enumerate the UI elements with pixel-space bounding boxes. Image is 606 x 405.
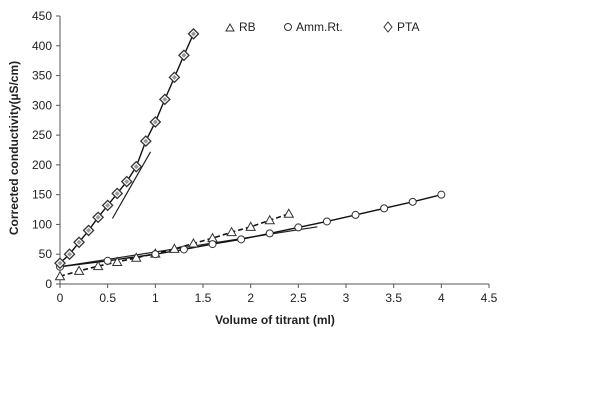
x-axis: 0 0.5 1 1.5 2 2.5 3 3.5 4 4.5 xyxy=(57,283,498,305)
x-tick-label: 3 xyxy=(343,291,350,305)
legend-circle-icon xyxy=(284,23,292,31)
data-point-diamond-inner xyxy=(67,251,73,257)
data-point-triangle xyxy=(111,256,123,266)
data-point-diamond-inner xyxy=(105,202,111,208)
data-point-triangle xyxy=(92,260,104,271)
data-point-circle xyxy=(408,197,417,206)
legend-diamond-icon xyxy=(383,21,393,33)
x-tick-label: 4 xyxy=(438,291,445,305)
y-axis-title: Corrected conductivity(µS/cm) xyxy=(7,61,21,235)
y-tick-label: 100 xyxy=(32,217,52,231)
data-point-diamond-inner xyxy=(133,164,139,170)
legend-item-amm-rt: Amm.Rt. xyxy=(284,20,343,34)
x-tick-label: 1 xyxy=(152,291,159,305)
y-tick-label: 200 xyxy=(32,158,52,172)
data-point-diamond-inner xyxy=(190,31,196,37)
legend-item-rb: RB xyxy=(225,20,256,34)
data-point-circle xyxy=(351,210,360,219)
data-point-triangle xyxy=(283,208,295,218)
series-lines xyxy=(59,33,442,278)
data-point-diamond-inner xyxy=(152,119,158,125)
data-point-triangle xyxy=(54,270,66,281)
y-tick-label: 300 xyxy=(32,98,52,112)
data-point-triangle xyxy=(73,265,85,275)
data-point-diamond-inner xyxy=(124,179,130,185)
y-tick-label: 50 xyxy=(39,247,53,261)
y-tick-label: 400 xyxy=(32,39,52,53)
data-point-diamond-inner xyxy=(86,227,92,233)
y-tick-label: 0 xyxy=(45,277,52,291)
data-point-triangle xyxy=(169,243,180,253)
fit-lines xyxy=(59,151,318,268)
data-point-triangle xyxy=(245,221,257,231)
legend-triangle-icon xyxy=(225,22,235,32)
data-point-triangle xyxy=(264,214,276,225)
legend-label-amm-rt: Amm.Rt. xyxy=(296,20,343,34)
x-tick-label: 3.5 xyxy=(385,291,402,305)
data-point-diamond-inner xyxy=(162,96,168,102)
data-point-triangle xyxy=(226,226,237,237)
data-point-triangle xyxy=(130,252,142,262)
legend: RB Amm.Rt. PTA xyxy=(225,20,419,34)
legend-item-pta: PTA xyxy=(383,20,419,34)
data-point-circle xyxy=(103,256,112,265)
y-tick-label: 450 xyxy=(32,9,52,23)
x-tick-label: 4.5 xyxy=(481,291,498,305)
data-point-diamond-inner xyxy=(76,239,82,245)
data-point-circle xyxy=(208,240,217,249)
y-tick-label: 250 xyxy=(32,128,52,142)
data-point-circle xyxy=(237,235,246,244)
data-point-diamond-inner xyxy=(181,52,187,58)
y-tick-label: 150 xyxy=(32,188,52,202)
data-point-circle xyxy=(380,204,389,213)
x-tick-label: 2.5 xyxy=(290,291,307,305)
x-tick-label: 1.5 xyxy=(195,291,212,305)
data-point-circle xyxy=(151,250,160,259)
x-axis-title: Volume of titrant (ml) xyxy=(215,313,335,327)
series-line xyxy=(59,33,195,264)
data-point-diamond-inner xyxy=(143,138,149,144)
data-point-circle xyxy=(322,217,331,226)
x-tick-label: 2 xyxy=(247,291,254,305)
data-point-diamond-inner xyxy=(171,74,177,80)
x-tick-label: 0 xyxy=(57,291,64,305)
y-axis: 0 50 100 150 200 250 300 350 400 450 xyxy=(32,9,61,291)
legend-label-pta: PTA xyxy=(397,20,419,34)
data-point-triangle xyxy=(188,237,199,248)
data-point-circle xyxy=(179,245,188,254)
data-markers xyxy=(54,27,446,281)
data-point-circle xyxy=(265,229,274,238)
fit-line xyxy=(111,151,152,219)
x-tick-label: 0.5 xyxy=(99,291,116,305)
legend-label-rb: RB xyxy=(239,20,256,34)
data-point-diamond-inner xyxy=(114,190,120,196)
data-point-circle xyxy=(294,223,303,232)
data-point-diamond-inner xyxy=(95,214,101,220)
data-point-circle xyxy=(437,190,446,199)
y-tick-label: 350 xyxy=(32,69,52,83)
data-point-diamond-inner xyxy=(57,260,63,266)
================
CONSIGNE À SUIVRE ▸
Transformez toutes les lignes des enregistrements ci-dessus en une liste JSON de chaînes, à raison d'une chaîne par ligne, en omettant les lignes vides. N'incluez pas les images dans la réponse.

SOLUTION DE L'EXERCICE ▸
[
  "enumerate the UI elements with pixel-space bounding boxes. Image is 606 x 405.",
  "x-axis: 0 0.5 1 1.5 2 2.5 3 3.5 4 4.5 xyxy=(57,283,498,305)",
  "x-tick-label: 3 xyxy=(343,291,350,305)",
  "legend-circle-icon xyxy=(284,23,292,31)",
  "data-point-diamond-inner xyxy=(67,251,73,257)",
  "data-point-triangle xyxy=(111,256,123,266)",
  "data-point-diamond-inner xyxy=(105,202,111,208)",
  "data-point-triangle xyxy=(92,260,104,271)",
  "data-point-circle xyxy=(408,197,417,206)",
  "legend-diamond-icon xyxy=(383,21,393,33)",
  "x-tick-label: 4 xyxy=(438,291,445,305)",
  "y-axis-title: Corrected conductivity(µS/cm) xyxy=(7,61,21,235)",
  "y-tick-label: 100 xyxy=(32,217,52,231)",
  "data-point-diamond-inner xyxy=(133,164,139,170)",
  "legend-item-amm-rt: Amm.Rt. xyxy=(284,20,343,34)",
  "x-tick-label: 1 xyxy=(152,291,159,305)",
  "y-tick-label: 200 xyxy=(32,158,52,172)",
  "data-point-diamond-inner xyxy=(190,31,196,37)",
  "legend-item-rb: RB xyxy=(225,20,256,34)",
  "data-point-circle xyxy=(351,210,360,219)",
  "data-point-triangle xyxy=(283,208,295,218)",
  "series-lines xyxy=(59,33,442,278)",
  "data-point-diamond-inner xyxy=(152,119,158,125)",
  "data-point-triangle xyxy=(54,270,66,281)",
  "y-tick-label: 300 xyxy=(32,98,52,112)",
  "data-point-triangle xyxy=(73,265,85,275)",
  "data-point-diamond-inner xyxy=(124,179,130,185)",
  "y-tick-label: 50 xyxy=(39,247,53,261)",
  "y-tick-label: 400 xyxy=(32,39,52,53)",
  "data-point-diamond-inner xyxy=(86,227,92,233)",
  "y-tick-label: 0 xyxy=(45,277,52,291)",
  "data-point-triangle xyxy=(169,243,180,253)",
  "fit-lines xyxy=(59,151,318,268)",
  "data-point-triangle xyxy=(245,221,257,231)",
  "legend-triangle-icon xyxy=(225,22,235,32)",
  "data-point-triangle xyxy=(264,214,276,225)",
  "legend-label-amm-rt: Amm.Rt. xyxy=(296,20,343,34)",
  "x-tick-label: 3.5 xyxy=(385,291,402,305)",
  "data-point-diamond-inner xyxy=(162,96,168,102)",
  "data-point-triangle xyxy=(226,226,237,237)",
  "data-point-triangle xyxy=(130,252,142,262)",
  "legend: RB Amm.Rt. PTA xyxy=(225,20,419,34)",
  "legend-item-pta: PTA xyxy=(383,20,419,34)",
  "data-point-circle xyxy=(103,256,112,265)",
  "y-tick-label: 450 xyxy=(32,9,52,23)",
  "x-tick-label: 4.5 xyxy=(481,291,498,305)",
  "data-point-diamond-inner xyxy=(76,239,82,245)",
  "data-point-circle xyxy=(208,240,217,249)",
  "y-tick-label: 250 xyxy=(32,128,52,142)",
  "data-point-circle xyxy=(237,235,246,244)",
  "data-point-diamond-inner xyxy=(181,52,187,58)",
  "y-tick-label: 150 xyxy=(32,188,52,202)",
  "data-point-circle xyxy=(380,204,389,213)",
  "x-tick-label: 2.5 xyxy=(290,291,307,305)",
  "x-tick-label: 1.5 xyxy=(195,291,212,305)",
  "data-point-circle xyxy=(151,250,160,259)",
  "x-axis-title: Volume of titrant (ml) xyxy=(215,313,335,327)",
  "series-line xyxy=(59,33,195,264)",
  "data-point-diamond-inner xyxy=(143,138,149,144)",
  "data-point-circle xyxy=(322,217,331,226)",
  "x-tick-label: 2 xyxy=(247,291,254,305)",
  "data-point-diamond-inner xyxy=(171,74,177,80)",
  "x-tick-label: 0 xyxy=(57,291,64,305)",
  "y-axis: 0 50 100 150 200 250 300 350 400 450 xyxy=(32,9,61,291)",
  "legend-label-pta: PTA xyxy=(397,20,419,34)",
  "data-point-triangle xyxy=(188,237,199,248)",
  "data-point-circle xyxy=(179,245,188,254)",
  "data-markers xyxy=(54,27,446,281)",
  "data-point-circle xyxy=(265,229,274,238)",
  "fit-line xyxy=(111,151,152,219)",
  "x-tick-label: 0.5 xyxy=(99,291,116,305)",
  "legend-label-rb: RB xyxy=(239,20,256,34)",
  "data-point-diamond-inner xyxy=(114,190,120,196)",
  "data-point-circle xyxy=(294,223,303,232)",
  "data-point-diamond-inner xyxy=(95,214,101,220)",
  "data-point-circle xyxy=(437,190,446,199)",
  "y-tick-label: 350 xyxy=(32,69,52,83)",
  "data-point-diamond-inner xyxy=(57,260,63,266)"
]